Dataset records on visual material
[Start]

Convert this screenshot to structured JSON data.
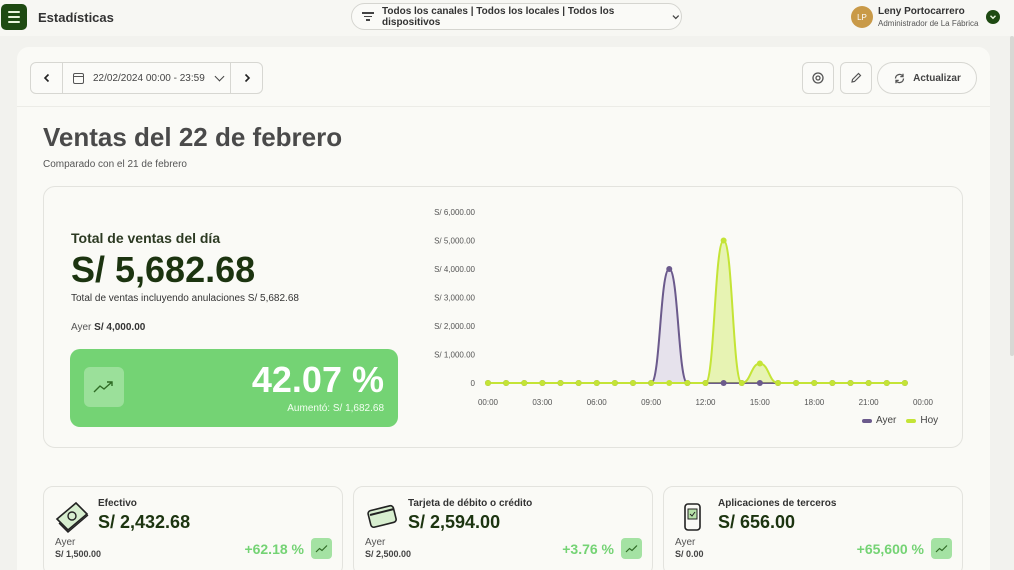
{
  "app": {
    "title": "Estadísticas"
  },
  "filters": {
    "label": "Todos los canales | Todos los locales | Todos los dispositivos"
  },
  "user": {
    "initials": "LP",
    "name": "Leny Portocarrero",
    "role": "Administrador de La Fábrica"
  },
  "toolbar": {
    "date_range": "22/02/2024 00:00 - 23:59",
    "refresh_label": "Actualizar"
  },
  "page": {
    "title": "Ventas del 22 de febrero",
    "subtitle": "Comparado con el 21 de febrero"
  },
  "summary": {
    "total_label": "Total de ventas del día",
    "total_value": "S/ 5,682.68",
    "total_note": "Total de ventas incluyendo anulaciones S/ 5,682.68",
    "yesterday_label": "Ayer",
    "yesterday_value": "S/ 4,000.00",
    "increase_pct": "42.07 %",
    "increase_amount": "Aumentó: S/ 1,682.68"
  },
  "colors": {
    "ayer": "#6b5a8c",
    "hoy": "#c4e436",
    "accent_green": "#74d374",
    "dark_green": "#1e4a12"
  },
  "chart_data": {
    "type": "area",
    "y_tick_labels": [
      "0",
      "S/ 1,000.00",
      "S/ 2,000.00",
      "S/ 3,000.00",
      "S/ 4,000.00",
      "S/ 5,000.00",
      "S/ 6,000.00"
    ],
    "x_tick_labels": [
      "00:00",
      "03:00",
      "06:00",
      "09:00",
      "12:00",
      "15:00",
      "18:00",
      "21:00",
      "00:00"
    ],
    "ylim": [
      0,
      6000
    ],
    "x_hours": [
      0,
      1,
      2,
      3,
      4,
      5,
      6,
      7,
      8,
      9,
      10,
      11,
      12,
      13,
      14,
      15,
      16,
      17,
      18,
      19,
      20,
      21,
      22,
      23
    ],
    "series": [
      {
        "name": "Ayer",
        "values": [
          0,
          0,
          0,
          0,
          0,
          0,
          0,
          0,
          0,
          0,
          4000,
          0,
          0,
          0,
          0,
          0,
          0,
          0,
          0,
          0,
          0,
          0,
          0,
          0
        ]
      },
      {
        "name": "Hoy",
        "values": [
          0,
          0,
          0,
          0,
          0,
          0,
          0,
          0,
          0,
          0,
          0,
          0,
          0,
          5000,
          0,
          682.68,
          0,
          0,
          0,
          0,
          0,
          0,
          0,
          0
        ]
      }
    ],
    "legend_position": "bottom-right"
  },
  "cards": [
    {
      "icon": "cash-icon",
      "title": "Efectivo",
      "value": "S/ 2,432.68",
      "yesterday_label": "Ayer",
      "yesterday_value": "S/ 1,500.00",
      "change": "+62.18 %"
    },
    {
      "icon": "credit-card-icon",
      "title": "Tarjeta de débito o crédito",
      "value": "S/ 2,594.00",
      "yesterday_label": "Ayer",
      "yesterday_value": "S/ 2,500.00",
      "change": "+3.76 %"
    },
    {
      "icon": "mobile-app-icon",
      "title": "Aplicaciones de terceros",
      "value": "S/ 656.00",
      "yesterday_label": "Ayer",
      "yesterday_value": "S/ 0.00",
      "change": "+65,600 %"
    }
  ]
}
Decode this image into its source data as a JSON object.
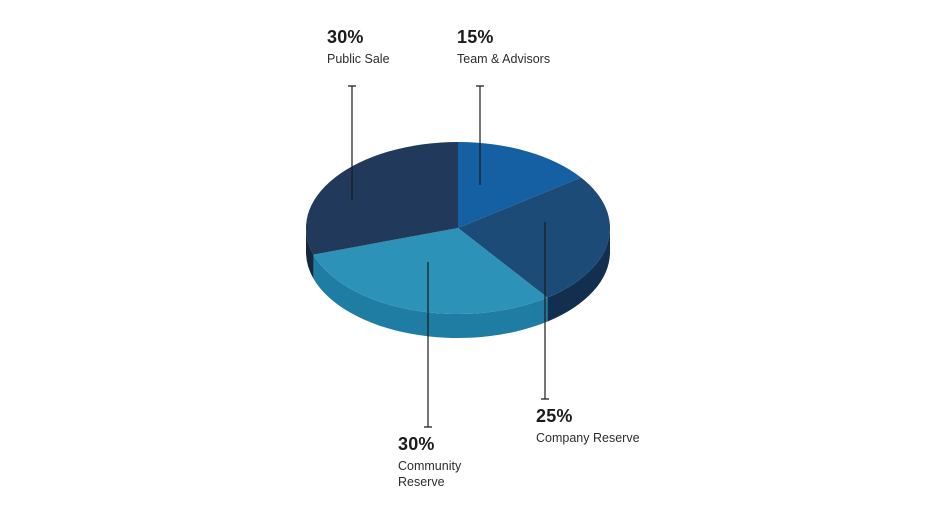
{
  "chart_data": {
    "type": "pie",
    "style": "3d",
    "title": "",
    "legend_position": "none",
    "direction": "clockwise",
    "start_angle_deg": 0,
    "background_color": "#ffffff",
    "categories": [
      "Team & Advisors",
      "Company Reserve",
      "Community Reserve",
      "Public Sale"
    ],
    "values": [
      15,
      25,
      30,
      30
    ],
    "slices": [
      {
        "label": "Team & Advisors",
        "pct": "15%",
        "value": 15,
        "color": "#1560a3",
        "side_color": "#0f4a82"
      },
      {
        "label": "Company Reserve",
        "pct": "25%",
        "value": 25,
        "color": "#1d4b78",
        "side_color": "#122f4f"
      },
      {
        "label": "Community Reserve",
        "pct": "30%",
        "value": 30,
        "color": "#2c92b8",
        "side_color": "#1f7da4"
      },
      {
        "label": "Public Sale",
        "pct": "30%",
        "value": 30,
        "color": "#213a5c",
        "side_color": "#162840"
      }
    ],
    "leader_line_color": "#1a1a1a"
  }
}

[End]

Challenge »
Exclude all images and restate the records above word for word.

The result »
Convert this screenshot to structured JSON data.
{
  "app": {
    "title": "Estadísticas"
  },
  "filters": {
    "label": "Todos los canales | Todos los locales | Todos los dispositivos"
  },
  "user": {
    "initials": "LP",
    "name": "Leny Portocarrero",
    "role": "Administrador de La Fábrica"
  },
  "toolbar": {
    "date_range": "22/02/2024 00:00 - 23:59",
    "refresh_label": "Actualizar"
  },
  "page": {
    "title": "Ventas del 22 de febrero",
    "subtitle": "Comparado con el 21 de febrero"
  },
  "summary": {
    "total_label": "Total de ventas del día",
    "total_value": "S/ 5,682.68",
    "total_note": "Total de ventas incluyendo anulaciones S/ 5,682.68",
    "yesterday_label": "Ayer",
    "yesterday_value": "S/ 4,000.00",
    "increase_pct": "42.07 %",
    "increase_amount": "Aumentó: S/ 1,682.68"
  },
  "colors": {
    "ayer": "#6b5a8c",
    "hoy": "#c4e436",
    "accent_green": "#74d374",
    "dark_green": "#1e4a12"
  },
  "chart_data": {
    "type": "area",
    "y_tick_labels": [
      "0",
      "S/ 1,000.00",
      "S/ 2,000.00",
      "S/ 3,000.00",
      "S/ 4,000.00",
      "S/ 5,000.00",
      "S/ 6,000.00"
    ],
    "x_tick_labels": [
      "00:00",
      "03:00",
      "06:00",
      "09:00",
      "12:00",
      "15:00",
      "18:00",
      "21:00",
      "00:00"
    ],
    "ylim": [
      0,
      6000
    ],
    "x_hours": [
      0,
      1,
      2,
      3,
      4,
      5,
      6,
      7,
      8,
      9,
      10,
      11,
      12,
      13,
      14,
      15,
      16,
      17,
      18,
      19,
      20,
      21,
      22,
      23
    ],
    "series": [
      {
        "name": "Ayer",
        "values": [
          0,
          0,
          0,
          0,
          0,
          0,
          0,
          0,
          0,
          0,
          4000,
          0,
          0,
          0,
          0,
          0,
          0,
          0,
          0,
          0,
          0,
          0,
          0,
          0
        ]
      },
      {
        "name": "Hoy",
        "values": [
          0,
          0,
          0,
          0,
          0,
          0,
          0,
          0,
          0,
          0,
          0,
          0,
          0,
          5000,
          0,
          682.68,
          0,
          0,
          0,
          0,
          0,
          0,
          0,
          0
        ]
      }
    ],
    "legend_position": "bottom-right"
  },
  "cards": [
    {
      "icon": "cash-icon",
      "title": "Efectivo",
      "value": "S/ 2,432.68",
      "yesterday_label": "Ayer",
      "yesterday_value": "S/ 1,500.00",
      "change": "+62.18 %"
    },
    {
      "icon": "credit-card-icon",
      "title": "Tarjeta de débito o crédito",
      "value": "S/ 2,594.00",
      "yesterday_label": "Ayer",
      "yesterday_value": "S/ 2,500.00",
      "change": "+3.76 %"
    },
    {
      "icon": "mobile-app-icon",
      "title": "Aplicaciones de terceros",
      "value": "S/ 656.00",
      "yesterday_label": "Ayer",
      "yesterday_value": "S/ 0.00",
      "change": "+65,600 %"
    }
  ]
}
Decode this image into its source data as a JSON object.
{
  "chart_data": {
    "type": "pie",
    "style": "3d",
    "title": "",
    "legend_position": "none",
    "direction": "clockwise",
    "start_angle_deg": 0,
    "background_color": "#ffffff",
    "categories": [
      "Team & Advisors",
      "Company Reserve",
      "Community Reserve",
      "Public Sale"
    ],
    "values": [
      15,
      25,
      30,
      30
    ],
    "slices": [
      {
        "label": "Team & Advisors",
        "pct": "15%",
        "value": 15,
        "color": "#1560a3",
        "side_color": "#0f4a82"
      },
      {
        "label": "Company Reserve",
        "pct": "25%",
        "value": 25,
        "color": "#1d4b78",
        "side_color": "#122f4f"
      },
      {
        "label": "Community Reserve",
        "pct": "30%",
        "value": 30,
        "color": "#2c92b8",
        "side_color": "#1f7da4"
      },
      {
        "label": "Public Sale",
        "pct": "30%",
        "value": 30,
        "color": "#213a5c",
        "side_color": "#162840"
      }
    ],
    "leader_line_color": "#1a1a1a"
  }
}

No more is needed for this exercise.